# EXERCISE:
Lines in the data below that contain the word "föra" are to be copied.

Items from a dataset:
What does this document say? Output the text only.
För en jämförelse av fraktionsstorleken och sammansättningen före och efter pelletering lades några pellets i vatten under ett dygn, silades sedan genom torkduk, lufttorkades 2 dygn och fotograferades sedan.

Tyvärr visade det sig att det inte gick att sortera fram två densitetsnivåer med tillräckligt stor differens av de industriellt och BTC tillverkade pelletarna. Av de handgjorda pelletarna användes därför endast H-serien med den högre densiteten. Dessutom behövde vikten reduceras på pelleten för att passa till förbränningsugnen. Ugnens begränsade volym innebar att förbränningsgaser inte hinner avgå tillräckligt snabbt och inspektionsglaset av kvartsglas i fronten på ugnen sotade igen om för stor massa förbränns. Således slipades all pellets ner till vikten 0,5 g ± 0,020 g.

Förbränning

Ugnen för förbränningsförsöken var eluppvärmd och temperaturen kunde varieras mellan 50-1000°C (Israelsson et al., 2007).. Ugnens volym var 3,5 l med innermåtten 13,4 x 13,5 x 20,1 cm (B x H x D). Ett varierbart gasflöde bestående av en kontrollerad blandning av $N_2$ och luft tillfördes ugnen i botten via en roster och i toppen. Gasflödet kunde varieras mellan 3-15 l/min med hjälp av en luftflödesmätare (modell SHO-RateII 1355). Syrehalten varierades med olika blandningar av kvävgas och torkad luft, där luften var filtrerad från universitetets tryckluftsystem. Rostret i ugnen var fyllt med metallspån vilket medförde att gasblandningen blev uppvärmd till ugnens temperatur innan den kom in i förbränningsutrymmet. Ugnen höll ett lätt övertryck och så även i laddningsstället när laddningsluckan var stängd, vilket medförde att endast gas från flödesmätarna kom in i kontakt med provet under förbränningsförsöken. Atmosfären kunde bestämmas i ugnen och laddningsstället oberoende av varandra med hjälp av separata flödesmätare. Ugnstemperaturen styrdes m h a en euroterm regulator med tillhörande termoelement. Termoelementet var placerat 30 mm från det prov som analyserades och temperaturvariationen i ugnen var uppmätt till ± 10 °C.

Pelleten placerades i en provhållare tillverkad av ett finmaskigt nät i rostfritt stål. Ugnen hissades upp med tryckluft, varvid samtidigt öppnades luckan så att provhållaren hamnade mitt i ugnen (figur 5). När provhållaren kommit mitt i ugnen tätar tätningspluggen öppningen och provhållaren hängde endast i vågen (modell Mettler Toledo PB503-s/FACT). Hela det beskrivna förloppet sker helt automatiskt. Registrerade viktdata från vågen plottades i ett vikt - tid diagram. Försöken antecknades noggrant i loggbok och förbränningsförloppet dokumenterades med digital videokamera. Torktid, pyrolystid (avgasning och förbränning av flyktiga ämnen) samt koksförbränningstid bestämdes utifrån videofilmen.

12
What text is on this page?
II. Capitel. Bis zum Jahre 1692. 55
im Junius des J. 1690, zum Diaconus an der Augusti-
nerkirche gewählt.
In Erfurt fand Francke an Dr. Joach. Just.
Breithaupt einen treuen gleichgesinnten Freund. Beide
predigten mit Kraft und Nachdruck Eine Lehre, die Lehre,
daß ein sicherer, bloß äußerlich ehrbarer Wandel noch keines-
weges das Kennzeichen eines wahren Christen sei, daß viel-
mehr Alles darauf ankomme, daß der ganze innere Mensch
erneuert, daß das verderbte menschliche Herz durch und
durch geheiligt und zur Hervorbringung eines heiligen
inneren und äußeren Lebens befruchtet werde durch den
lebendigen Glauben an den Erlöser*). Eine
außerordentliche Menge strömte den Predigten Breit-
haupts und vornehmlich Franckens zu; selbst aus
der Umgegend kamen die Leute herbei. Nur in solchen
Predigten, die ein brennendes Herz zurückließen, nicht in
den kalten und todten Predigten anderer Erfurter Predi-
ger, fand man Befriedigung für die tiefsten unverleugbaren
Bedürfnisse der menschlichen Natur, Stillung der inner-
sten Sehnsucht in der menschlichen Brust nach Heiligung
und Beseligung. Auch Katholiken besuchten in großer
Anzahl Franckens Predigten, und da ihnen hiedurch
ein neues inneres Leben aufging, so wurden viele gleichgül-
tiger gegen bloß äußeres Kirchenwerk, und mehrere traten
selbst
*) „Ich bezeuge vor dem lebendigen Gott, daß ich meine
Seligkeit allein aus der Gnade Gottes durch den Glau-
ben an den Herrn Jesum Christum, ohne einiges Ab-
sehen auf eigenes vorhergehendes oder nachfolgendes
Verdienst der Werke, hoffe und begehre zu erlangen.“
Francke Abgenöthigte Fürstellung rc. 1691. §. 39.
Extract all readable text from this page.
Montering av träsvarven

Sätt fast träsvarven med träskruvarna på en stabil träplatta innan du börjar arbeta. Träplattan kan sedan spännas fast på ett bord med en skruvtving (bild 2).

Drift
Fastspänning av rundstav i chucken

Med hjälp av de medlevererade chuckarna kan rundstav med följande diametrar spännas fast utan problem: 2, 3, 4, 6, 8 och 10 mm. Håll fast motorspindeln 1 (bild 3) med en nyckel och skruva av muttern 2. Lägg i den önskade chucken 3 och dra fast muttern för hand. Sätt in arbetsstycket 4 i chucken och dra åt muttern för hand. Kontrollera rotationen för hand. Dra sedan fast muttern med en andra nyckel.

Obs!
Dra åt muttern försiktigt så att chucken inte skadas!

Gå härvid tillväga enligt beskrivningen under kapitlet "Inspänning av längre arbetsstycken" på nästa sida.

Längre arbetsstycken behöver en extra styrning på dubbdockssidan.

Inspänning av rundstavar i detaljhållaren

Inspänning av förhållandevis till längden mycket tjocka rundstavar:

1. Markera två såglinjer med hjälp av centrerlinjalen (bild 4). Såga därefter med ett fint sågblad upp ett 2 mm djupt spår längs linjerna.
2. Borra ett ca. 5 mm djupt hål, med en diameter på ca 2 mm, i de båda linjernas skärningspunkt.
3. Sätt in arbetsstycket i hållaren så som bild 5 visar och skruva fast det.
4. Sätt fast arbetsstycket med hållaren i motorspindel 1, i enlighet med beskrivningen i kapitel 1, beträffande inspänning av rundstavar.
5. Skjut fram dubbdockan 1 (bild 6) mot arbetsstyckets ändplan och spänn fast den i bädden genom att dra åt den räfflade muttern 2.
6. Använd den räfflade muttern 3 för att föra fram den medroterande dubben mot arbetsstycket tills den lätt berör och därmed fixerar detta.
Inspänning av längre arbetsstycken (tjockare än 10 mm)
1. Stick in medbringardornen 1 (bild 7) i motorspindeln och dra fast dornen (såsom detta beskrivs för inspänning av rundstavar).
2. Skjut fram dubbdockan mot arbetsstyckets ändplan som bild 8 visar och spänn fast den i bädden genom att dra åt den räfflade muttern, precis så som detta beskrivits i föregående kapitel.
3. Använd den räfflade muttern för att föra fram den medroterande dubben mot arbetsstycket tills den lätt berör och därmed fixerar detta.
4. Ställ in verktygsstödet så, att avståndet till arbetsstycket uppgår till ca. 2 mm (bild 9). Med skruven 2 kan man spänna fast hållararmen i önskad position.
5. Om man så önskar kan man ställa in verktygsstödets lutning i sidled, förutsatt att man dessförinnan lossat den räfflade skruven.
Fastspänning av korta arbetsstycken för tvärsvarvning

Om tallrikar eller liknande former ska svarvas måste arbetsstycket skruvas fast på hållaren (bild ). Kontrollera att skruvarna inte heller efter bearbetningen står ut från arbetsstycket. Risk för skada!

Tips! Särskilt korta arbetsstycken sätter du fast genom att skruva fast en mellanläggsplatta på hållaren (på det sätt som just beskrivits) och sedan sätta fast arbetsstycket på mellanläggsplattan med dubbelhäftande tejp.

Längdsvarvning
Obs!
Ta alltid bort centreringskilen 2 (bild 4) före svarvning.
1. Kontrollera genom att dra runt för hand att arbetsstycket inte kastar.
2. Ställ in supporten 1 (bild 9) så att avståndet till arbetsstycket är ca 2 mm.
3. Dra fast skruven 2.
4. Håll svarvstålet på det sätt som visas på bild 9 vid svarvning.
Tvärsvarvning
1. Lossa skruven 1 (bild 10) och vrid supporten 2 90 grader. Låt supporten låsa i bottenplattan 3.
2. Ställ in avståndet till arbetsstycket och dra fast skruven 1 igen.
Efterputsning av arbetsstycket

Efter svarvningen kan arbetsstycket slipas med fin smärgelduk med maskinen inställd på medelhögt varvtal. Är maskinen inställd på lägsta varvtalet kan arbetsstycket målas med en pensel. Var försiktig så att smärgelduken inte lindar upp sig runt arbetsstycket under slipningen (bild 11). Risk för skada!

# COMPLETED TASK:
6. Använd den räfflade muttern 3 för att föra fram den medroterande dubben mot arbetsstycket tills den lätt berör och därmed fixerar detta.
3. Använd den räfflade muttern för att föra fram den medroterande dubben mot arbetsstycket tills den lätt berör och därmed fixerar detta.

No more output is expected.